▸ What to work on:
Go through the listing beneath and show each line containing the string "image".

▸ Records provided:
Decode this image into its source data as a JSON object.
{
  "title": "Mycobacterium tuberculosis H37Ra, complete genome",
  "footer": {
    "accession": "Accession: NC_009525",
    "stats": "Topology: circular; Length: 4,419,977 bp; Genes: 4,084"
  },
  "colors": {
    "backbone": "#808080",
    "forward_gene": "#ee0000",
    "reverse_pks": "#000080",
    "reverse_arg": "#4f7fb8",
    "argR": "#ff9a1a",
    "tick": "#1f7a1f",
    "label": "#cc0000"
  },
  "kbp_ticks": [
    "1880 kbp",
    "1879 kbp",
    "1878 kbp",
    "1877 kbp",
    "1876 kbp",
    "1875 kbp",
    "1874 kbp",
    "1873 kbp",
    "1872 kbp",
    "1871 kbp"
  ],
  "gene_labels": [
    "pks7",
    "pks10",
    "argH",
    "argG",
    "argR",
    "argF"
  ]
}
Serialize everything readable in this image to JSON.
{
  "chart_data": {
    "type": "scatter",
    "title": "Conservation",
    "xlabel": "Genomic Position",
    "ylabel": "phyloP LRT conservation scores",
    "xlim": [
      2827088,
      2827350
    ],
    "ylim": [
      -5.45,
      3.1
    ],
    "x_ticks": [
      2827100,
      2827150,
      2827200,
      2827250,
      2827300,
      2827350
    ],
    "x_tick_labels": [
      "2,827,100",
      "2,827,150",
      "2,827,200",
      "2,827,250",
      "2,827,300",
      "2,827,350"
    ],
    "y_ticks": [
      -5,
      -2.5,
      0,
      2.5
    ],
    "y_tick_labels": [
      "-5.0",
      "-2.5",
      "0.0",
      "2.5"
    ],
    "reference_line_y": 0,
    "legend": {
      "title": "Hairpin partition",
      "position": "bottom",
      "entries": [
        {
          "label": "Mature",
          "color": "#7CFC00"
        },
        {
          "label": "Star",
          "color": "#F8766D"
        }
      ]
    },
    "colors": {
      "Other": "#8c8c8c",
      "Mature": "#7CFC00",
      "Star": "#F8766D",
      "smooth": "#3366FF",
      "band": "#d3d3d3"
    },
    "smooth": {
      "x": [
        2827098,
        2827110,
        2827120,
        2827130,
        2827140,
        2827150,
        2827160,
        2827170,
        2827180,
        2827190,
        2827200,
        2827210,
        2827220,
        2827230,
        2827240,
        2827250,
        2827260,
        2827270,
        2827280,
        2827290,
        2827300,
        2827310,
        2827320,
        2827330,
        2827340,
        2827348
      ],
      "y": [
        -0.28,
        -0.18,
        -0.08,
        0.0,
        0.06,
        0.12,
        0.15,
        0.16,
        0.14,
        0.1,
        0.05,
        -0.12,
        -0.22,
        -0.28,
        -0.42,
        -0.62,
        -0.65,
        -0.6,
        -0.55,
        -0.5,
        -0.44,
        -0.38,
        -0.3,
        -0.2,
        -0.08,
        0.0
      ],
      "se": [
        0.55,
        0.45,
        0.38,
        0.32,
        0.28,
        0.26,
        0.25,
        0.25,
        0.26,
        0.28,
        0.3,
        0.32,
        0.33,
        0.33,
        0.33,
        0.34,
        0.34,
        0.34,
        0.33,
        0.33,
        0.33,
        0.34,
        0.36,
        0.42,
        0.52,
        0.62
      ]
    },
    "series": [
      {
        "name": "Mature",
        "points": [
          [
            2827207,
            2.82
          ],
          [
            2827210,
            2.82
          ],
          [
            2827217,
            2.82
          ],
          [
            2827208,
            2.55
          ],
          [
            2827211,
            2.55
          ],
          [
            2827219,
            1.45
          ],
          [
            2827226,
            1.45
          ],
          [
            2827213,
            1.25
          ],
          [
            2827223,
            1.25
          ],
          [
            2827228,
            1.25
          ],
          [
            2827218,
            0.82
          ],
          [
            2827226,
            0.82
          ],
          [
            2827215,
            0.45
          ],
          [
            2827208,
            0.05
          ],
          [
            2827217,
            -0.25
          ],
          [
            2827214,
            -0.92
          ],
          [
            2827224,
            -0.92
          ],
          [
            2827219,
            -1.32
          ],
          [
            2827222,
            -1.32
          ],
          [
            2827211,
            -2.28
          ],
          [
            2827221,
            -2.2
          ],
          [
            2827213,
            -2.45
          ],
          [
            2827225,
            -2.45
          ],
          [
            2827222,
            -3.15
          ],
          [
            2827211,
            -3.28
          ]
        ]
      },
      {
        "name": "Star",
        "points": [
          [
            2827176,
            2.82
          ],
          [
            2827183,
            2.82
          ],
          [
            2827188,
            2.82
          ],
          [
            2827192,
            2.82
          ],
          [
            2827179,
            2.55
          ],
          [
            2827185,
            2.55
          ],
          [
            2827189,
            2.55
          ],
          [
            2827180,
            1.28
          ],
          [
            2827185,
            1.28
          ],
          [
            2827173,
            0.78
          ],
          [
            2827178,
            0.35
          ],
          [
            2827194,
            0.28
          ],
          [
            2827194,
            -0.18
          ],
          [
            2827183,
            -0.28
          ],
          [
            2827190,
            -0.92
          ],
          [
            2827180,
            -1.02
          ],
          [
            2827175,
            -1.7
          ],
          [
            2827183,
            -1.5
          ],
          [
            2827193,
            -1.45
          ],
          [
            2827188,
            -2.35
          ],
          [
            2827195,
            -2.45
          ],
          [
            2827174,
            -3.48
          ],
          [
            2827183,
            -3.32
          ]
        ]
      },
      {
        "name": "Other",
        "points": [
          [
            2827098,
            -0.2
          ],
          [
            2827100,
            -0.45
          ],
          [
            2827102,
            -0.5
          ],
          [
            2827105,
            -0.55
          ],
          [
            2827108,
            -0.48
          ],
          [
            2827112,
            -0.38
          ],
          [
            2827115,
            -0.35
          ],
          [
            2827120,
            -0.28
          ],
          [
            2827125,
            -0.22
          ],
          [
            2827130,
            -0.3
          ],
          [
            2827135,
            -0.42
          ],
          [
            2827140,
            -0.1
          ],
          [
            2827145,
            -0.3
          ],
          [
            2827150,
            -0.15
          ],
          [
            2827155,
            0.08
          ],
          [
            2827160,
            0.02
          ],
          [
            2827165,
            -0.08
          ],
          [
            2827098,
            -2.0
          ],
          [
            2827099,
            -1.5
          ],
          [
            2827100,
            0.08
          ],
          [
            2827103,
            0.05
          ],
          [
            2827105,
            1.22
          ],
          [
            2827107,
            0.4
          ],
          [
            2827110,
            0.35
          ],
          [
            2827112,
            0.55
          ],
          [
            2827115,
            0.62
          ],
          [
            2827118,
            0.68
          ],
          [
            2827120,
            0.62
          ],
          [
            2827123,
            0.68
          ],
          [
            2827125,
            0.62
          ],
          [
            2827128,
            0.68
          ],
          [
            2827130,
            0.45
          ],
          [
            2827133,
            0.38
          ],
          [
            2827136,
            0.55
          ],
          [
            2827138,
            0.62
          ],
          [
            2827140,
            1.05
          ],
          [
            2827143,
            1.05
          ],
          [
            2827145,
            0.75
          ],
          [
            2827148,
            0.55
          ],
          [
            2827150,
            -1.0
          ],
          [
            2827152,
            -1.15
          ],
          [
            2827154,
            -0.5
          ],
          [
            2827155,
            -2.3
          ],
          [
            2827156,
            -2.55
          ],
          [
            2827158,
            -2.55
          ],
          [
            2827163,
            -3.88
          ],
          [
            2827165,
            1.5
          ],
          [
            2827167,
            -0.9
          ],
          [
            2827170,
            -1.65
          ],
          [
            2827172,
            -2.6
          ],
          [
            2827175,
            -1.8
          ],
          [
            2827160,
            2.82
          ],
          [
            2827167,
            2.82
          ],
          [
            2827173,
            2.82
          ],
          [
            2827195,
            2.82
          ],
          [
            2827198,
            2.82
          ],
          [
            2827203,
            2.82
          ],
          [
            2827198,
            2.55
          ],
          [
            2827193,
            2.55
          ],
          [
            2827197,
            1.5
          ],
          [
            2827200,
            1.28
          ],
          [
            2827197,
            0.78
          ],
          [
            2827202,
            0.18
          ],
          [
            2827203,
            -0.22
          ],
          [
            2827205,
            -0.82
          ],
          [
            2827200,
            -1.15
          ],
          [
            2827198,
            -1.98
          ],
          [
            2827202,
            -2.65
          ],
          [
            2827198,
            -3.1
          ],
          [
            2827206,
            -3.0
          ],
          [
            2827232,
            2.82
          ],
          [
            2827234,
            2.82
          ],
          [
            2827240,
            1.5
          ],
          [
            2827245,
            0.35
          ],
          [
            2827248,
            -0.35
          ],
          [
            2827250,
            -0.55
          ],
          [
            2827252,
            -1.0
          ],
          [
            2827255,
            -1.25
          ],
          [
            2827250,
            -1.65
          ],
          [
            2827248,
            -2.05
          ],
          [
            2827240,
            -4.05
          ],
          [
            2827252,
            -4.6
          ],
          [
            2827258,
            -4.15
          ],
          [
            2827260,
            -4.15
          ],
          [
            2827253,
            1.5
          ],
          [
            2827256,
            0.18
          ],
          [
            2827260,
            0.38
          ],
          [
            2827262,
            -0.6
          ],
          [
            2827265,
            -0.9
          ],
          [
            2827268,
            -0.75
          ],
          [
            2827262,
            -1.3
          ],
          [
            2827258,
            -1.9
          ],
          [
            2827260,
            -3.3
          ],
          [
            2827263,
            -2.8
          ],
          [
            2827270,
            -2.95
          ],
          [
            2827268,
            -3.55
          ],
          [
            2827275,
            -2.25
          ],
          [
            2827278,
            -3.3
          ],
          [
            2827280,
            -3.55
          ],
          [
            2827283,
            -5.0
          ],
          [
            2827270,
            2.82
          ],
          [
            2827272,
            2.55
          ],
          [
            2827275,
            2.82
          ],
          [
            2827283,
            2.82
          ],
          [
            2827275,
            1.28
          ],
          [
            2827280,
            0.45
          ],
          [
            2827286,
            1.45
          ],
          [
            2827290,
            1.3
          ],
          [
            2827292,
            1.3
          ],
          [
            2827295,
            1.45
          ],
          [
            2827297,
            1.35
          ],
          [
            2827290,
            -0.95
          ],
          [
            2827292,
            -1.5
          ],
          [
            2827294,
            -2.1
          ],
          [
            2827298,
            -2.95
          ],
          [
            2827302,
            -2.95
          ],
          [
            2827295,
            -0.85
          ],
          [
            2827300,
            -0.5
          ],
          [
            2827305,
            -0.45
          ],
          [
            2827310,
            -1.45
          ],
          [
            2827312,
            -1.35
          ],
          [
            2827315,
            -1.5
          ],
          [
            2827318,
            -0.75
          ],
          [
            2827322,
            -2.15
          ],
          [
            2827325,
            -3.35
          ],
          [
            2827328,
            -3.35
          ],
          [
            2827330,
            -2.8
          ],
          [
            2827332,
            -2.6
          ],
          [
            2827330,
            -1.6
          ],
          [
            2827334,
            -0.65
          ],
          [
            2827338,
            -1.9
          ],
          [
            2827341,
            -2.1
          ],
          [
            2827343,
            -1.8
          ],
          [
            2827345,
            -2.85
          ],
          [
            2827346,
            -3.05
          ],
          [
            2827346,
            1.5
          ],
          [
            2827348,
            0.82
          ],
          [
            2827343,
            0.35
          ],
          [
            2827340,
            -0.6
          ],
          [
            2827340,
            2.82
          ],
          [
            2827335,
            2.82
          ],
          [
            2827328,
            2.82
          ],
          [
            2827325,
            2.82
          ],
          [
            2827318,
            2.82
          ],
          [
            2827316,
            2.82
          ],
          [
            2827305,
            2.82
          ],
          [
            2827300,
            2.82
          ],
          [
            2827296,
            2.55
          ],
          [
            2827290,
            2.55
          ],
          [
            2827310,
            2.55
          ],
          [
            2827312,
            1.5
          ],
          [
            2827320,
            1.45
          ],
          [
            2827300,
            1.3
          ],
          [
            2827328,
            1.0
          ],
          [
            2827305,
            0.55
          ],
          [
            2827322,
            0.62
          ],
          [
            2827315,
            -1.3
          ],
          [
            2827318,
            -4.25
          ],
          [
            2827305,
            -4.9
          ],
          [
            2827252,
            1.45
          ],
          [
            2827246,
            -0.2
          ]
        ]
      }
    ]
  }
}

▸ Problem solution:
Decode this image into its source data as a JSON object.
Serialize everything readable in this image to JSON.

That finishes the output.